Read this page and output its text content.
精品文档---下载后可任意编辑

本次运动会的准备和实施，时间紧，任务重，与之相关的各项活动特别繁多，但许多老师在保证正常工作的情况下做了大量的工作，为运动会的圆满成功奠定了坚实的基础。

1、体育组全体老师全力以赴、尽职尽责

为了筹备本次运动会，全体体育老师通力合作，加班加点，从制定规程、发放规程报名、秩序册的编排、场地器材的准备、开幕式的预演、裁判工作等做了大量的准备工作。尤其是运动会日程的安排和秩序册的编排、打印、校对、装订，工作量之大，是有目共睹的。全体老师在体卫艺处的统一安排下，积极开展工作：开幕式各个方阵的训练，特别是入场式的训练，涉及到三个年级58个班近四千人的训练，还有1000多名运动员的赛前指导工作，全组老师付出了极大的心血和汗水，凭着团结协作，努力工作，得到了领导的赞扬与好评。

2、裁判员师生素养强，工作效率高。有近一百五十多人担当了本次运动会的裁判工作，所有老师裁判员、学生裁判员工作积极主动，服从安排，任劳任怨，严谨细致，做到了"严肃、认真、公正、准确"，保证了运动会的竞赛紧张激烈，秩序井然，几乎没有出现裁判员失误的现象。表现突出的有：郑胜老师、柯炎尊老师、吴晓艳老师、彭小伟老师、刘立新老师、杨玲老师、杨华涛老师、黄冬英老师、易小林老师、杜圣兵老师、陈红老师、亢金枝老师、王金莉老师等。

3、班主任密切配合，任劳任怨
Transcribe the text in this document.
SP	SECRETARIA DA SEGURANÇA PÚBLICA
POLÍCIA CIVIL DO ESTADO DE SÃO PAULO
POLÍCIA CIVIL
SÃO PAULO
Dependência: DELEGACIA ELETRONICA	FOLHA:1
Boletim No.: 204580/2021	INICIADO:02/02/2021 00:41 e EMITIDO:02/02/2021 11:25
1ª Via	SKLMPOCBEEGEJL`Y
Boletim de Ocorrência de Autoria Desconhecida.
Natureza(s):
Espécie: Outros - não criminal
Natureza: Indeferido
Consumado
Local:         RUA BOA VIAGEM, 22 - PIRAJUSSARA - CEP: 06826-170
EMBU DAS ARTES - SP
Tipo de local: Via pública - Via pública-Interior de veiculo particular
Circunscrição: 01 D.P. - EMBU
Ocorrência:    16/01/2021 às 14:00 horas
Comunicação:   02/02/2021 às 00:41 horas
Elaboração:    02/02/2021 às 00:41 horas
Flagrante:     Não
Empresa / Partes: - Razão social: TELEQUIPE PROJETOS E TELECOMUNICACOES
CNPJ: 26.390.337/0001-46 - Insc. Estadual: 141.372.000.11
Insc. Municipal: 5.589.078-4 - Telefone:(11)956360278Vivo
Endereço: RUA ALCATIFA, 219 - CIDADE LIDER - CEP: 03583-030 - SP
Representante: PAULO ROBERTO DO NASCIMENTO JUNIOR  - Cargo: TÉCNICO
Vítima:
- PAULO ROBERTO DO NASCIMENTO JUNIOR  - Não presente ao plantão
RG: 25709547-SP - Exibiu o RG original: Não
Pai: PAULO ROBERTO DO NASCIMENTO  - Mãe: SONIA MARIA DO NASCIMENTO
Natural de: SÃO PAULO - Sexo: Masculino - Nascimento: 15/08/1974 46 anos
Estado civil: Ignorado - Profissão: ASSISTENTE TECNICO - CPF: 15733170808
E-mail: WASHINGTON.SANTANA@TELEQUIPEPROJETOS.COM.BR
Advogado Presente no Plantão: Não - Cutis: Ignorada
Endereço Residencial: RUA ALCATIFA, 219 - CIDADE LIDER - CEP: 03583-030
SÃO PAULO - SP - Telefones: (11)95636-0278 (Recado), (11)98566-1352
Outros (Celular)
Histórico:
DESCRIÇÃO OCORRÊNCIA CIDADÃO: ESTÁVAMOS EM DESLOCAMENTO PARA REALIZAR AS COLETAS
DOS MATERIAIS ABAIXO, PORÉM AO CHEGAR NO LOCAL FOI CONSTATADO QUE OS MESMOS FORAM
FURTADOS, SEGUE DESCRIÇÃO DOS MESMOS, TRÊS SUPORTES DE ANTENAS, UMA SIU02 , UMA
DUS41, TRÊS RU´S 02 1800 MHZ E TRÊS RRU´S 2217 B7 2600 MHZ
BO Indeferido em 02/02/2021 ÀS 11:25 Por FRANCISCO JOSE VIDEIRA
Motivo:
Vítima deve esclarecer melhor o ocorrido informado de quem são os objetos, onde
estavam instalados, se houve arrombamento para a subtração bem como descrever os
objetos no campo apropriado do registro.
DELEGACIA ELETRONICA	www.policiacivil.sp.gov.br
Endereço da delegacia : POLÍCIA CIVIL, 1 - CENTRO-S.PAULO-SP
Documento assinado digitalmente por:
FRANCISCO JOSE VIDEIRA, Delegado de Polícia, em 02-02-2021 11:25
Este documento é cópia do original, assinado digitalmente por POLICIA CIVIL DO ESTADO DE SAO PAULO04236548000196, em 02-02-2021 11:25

* * * *

Task objective:
Select from the material above each line in which the string "ELETRONICA" appears, and list those lines.

Answer in full:
Dependência: DELEGACIA ELETRONICA	FOLHA:1
DELEGACIA ELETRONICA	www.policiacivil.sp.gov.br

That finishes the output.